### EXERCISE
Every entry below must be repeated exactly; skip the pictures.

* Begin ROWS *

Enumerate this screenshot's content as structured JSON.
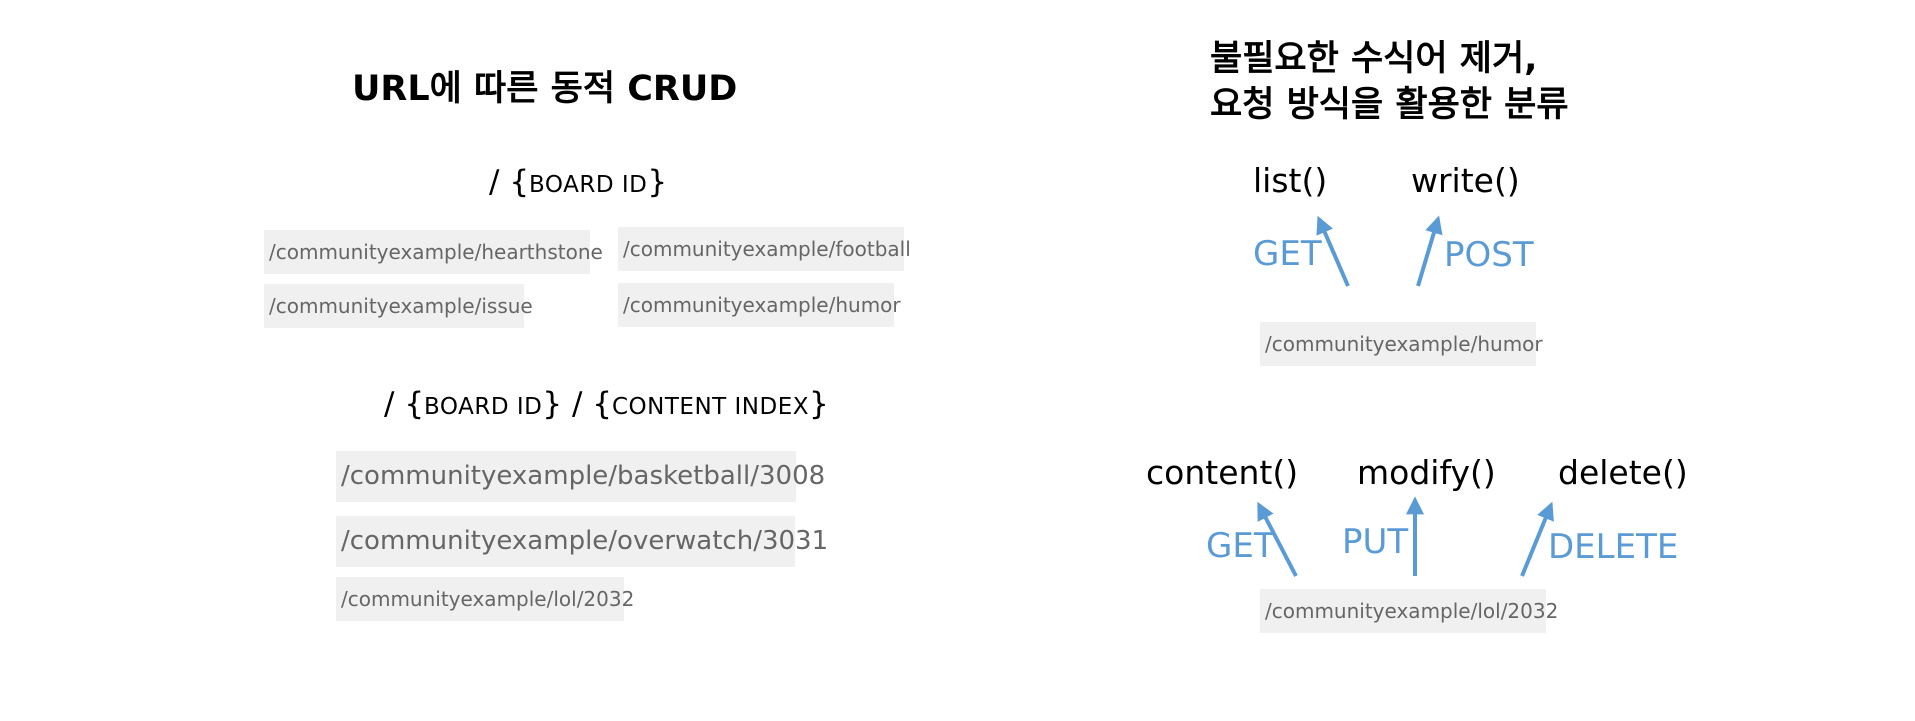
{
  "left": {
    "title": "URL에 따른 동적 CRUD",
    "pattern1": {
      "slash": "/",
      "open": "{",
      "label": "BOARD ID",
      "close": "}"
    },
    "pattern1_urls": [
      "/communityexample/hearthstone",
      "/communityexample/football",
      "/communityexample/issue",
      "/communityexample/humor"
    ],
    "pattern2": {
      "slash1": "/",
      "open1": "{",
      "label1": "BOARD ID",
      "close1": "}",
      "slash2": "/",
      "open2": "{",
      "label2": "CONTENT INDEX",
      "close2": "}"
    },
    "pattern2_urls": [
      "/communityexample/basketball/3008",
      "/communityexample/overwatch/3031",
      "/communityexample/lol/2032"
    ]
  },
  "right": {
    "title_line1": "불필요한 수식어 제거,",
    "title_line2": "요청 방식을 활용한 분류",
    "group1": {
      "functions": [
        "list()",
        "write()"
      ],
      "methods": [
        "GET",
        "POST"
      ],
      "url": "/communityexample/humor"
    },
    "group2": {
      "functions": [
        "content()",
        "modify()",
        "delete()"
      ],
      "methods": [
        "GET",
        "PUT",
        "DELETE"
      ],
      "url": "/communityexample/lol/2032"
    }
  },
  "colors": {
    "accent": "#5b9bd5",
    "chip_background": "#f0f0f0",
    "chip_text": "#666666"
  }
}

* End ROWS *

### REPLY
Enumerate this screenshot's content as structured JSON.
{
  "left": {
    "title": "URL에 따른 동적 CRUD",
    "pattern1": {
      "slash": "/",
      "open": "{",
      "label": "BOARD ID",
      "close": "}"
    },
    "pattern1_urls": [
      "/communityexample/hearthstone",
      "/communityexample/football",
      "/communityexample/issue",
      "/communityexample/humor"
    ],
    "pattern2": {
      "slash1": "/",
      "open1": "{",
      "label1": "BOARD ID",
      "close1": "}",
      "slash2": "/",
      "open2": "{",
      "label2": "CONTENT INDEX",
      "close2": "}"
    },
    "pattern2_urls": [
      "/communityexample/basketball/3008",
      "/communityexample/overwatch/3031",
      "/communityexample/lol/2032"
    ]
  },
  "right": {
    "title_line1": "불필요한 수식어 제거,",
    "title_line2": "요청 방식을 활용한 분류",
    "group1": {
      "functions": [
        "list()",
        "write()"
      ],
      "methods": [
        "GET",
        "POST"
      ],
      "url": "/communityexample/humor"
    },
    "group2": {
      "functions": [
        "content()",
        "modify()",
        "delete()"
      ],
      "methods": [
        "GET",
        "PUT",
        "DELETE"
      ],
      "url": "/communityexample/lol/2032"
    }
  },
  "colors": {
    "accent": "#5b9bd5",
    "chip_background": "#f0f0f0",
    "chip_text": "#666666"
  }
}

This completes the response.